Stored records
━━━━━━━━━━━━━━━━━━━━━━━━━━━━━━
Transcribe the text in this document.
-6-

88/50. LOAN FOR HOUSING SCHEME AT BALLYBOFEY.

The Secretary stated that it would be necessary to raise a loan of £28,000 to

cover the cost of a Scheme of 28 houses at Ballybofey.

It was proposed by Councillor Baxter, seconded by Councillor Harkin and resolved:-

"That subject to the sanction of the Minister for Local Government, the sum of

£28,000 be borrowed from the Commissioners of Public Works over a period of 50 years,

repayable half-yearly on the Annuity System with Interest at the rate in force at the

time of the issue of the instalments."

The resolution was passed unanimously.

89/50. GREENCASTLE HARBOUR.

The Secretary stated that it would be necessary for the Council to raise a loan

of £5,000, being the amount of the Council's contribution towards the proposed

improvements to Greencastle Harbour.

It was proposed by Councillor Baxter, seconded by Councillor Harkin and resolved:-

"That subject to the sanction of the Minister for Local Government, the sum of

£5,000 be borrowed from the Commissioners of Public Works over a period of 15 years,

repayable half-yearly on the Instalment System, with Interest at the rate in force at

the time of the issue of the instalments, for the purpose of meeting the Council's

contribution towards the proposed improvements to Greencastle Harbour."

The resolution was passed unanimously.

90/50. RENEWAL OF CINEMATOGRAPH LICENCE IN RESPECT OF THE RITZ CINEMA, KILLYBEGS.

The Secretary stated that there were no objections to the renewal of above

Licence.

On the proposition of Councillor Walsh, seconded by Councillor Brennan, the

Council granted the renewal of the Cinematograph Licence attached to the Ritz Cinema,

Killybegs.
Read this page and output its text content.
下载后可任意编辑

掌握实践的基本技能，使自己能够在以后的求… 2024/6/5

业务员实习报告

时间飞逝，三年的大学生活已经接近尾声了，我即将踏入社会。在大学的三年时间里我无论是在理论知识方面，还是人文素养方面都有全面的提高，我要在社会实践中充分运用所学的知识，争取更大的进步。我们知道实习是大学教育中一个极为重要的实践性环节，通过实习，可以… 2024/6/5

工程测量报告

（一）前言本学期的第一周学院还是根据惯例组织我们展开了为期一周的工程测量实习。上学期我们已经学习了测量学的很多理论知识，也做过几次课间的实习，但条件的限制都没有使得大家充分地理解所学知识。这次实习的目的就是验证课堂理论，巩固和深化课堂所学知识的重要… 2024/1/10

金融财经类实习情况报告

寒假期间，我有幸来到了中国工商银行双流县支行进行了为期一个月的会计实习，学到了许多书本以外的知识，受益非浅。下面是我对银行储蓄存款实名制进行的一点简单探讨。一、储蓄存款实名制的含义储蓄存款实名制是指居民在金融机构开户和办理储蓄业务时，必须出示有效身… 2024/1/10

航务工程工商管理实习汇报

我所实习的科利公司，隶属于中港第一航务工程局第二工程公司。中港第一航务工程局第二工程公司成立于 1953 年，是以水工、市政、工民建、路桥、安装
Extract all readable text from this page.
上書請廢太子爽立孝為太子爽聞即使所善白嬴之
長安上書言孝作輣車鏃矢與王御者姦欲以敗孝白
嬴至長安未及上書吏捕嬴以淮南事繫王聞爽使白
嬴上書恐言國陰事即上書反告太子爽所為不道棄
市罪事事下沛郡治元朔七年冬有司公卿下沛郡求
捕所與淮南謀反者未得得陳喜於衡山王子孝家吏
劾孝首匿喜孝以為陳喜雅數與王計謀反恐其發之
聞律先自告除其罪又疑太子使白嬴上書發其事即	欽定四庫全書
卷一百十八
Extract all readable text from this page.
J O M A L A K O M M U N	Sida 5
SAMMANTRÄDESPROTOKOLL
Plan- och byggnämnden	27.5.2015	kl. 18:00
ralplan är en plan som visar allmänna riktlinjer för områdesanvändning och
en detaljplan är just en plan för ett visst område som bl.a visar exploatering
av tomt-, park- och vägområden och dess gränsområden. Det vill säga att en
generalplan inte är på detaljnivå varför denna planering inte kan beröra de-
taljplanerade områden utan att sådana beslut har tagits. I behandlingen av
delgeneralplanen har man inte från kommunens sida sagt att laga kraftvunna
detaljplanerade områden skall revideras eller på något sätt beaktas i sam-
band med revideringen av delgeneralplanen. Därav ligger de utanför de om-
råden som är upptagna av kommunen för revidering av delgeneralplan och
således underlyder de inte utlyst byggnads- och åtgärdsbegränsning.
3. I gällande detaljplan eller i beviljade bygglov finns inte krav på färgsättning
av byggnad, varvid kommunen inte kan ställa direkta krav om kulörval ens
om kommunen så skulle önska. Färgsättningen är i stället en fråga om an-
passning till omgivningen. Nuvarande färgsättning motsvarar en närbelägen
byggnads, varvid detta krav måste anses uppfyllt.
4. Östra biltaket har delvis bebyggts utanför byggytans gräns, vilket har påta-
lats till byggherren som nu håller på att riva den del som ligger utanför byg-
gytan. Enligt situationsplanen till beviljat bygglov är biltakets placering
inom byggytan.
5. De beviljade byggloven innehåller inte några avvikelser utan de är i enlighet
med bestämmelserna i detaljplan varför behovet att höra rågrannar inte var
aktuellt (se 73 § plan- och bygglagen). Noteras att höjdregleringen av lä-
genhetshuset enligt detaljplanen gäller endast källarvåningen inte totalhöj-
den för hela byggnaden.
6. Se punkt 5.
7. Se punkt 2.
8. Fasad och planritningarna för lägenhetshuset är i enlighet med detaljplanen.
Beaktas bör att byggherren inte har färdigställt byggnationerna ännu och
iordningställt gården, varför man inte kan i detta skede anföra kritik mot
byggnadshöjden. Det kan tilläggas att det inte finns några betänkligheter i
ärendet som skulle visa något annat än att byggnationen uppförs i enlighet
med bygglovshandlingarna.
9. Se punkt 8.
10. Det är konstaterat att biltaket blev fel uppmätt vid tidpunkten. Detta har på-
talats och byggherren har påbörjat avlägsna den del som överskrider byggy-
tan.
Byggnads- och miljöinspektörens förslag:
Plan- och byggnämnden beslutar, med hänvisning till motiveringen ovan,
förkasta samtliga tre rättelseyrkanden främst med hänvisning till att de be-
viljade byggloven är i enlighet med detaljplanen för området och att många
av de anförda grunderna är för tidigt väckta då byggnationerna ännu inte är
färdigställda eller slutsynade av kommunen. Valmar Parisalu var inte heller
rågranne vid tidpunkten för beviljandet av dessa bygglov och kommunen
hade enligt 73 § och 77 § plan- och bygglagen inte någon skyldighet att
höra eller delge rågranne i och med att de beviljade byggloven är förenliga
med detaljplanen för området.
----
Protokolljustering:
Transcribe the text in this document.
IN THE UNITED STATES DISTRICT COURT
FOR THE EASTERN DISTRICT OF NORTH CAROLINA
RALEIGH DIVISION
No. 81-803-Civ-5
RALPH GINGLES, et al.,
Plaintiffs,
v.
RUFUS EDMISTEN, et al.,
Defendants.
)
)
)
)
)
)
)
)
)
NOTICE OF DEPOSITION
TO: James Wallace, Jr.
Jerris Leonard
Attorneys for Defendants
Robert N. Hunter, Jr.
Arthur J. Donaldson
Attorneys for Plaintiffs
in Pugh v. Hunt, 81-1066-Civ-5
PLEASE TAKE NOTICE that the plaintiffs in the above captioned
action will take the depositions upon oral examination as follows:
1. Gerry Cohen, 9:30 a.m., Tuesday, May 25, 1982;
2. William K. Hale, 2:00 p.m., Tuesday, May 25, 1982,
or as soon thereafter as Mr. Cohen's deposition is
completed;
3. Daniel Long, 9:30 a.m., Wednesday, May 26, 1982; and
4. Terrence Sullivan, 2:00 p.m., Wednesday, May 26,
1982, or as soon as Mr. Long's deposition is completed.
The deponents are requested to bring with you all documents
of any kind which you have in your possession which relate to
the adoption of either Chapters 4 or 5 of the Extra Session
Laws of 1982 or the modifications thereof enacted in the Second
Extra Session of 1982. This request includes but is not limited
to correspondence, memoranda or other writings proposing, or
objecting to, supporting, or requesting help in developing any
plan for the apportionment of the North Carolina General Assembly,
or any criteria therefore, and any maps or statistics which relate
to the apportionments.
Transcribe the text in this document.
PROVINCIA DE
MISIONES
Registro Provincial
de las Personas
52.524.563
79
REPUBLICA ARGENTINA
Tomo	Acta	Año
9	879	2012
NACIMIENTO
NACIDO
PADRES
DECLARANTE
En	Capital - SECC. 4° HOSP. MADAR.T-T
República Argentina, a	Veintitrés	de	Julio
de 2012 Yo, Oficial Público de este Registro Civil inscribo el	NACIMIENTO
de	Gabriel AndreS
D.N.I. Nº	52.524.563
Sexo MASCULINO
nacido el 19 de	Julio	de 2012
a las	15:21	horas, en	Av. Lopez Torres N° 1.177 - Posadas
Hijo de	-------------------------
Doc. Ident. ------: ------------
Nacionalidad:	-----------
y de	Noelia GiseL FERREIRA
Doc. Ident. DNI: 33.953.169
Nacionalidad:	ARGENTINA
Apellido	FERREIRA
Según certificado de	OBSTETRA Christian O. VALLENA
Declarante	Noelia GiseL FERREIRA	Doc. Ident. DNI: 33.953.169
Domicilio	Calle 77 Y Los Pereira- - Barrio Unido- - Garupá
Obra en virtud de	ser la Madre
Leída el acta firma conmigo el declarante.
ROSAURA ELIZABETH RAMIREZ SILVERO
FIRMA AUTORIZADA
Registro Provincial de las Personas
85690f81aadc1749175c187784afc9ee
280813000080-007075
━━━━━━━━━━━━━━━━━━━━━━━━━━━━━━
## WHAT YOU SHOULD DO:
Gather each line in the entries above where the string "which" is found.

## RESULT:
of any kind which you have in your possession which relate to
or any criteria therefore, and any maps or statistics which relate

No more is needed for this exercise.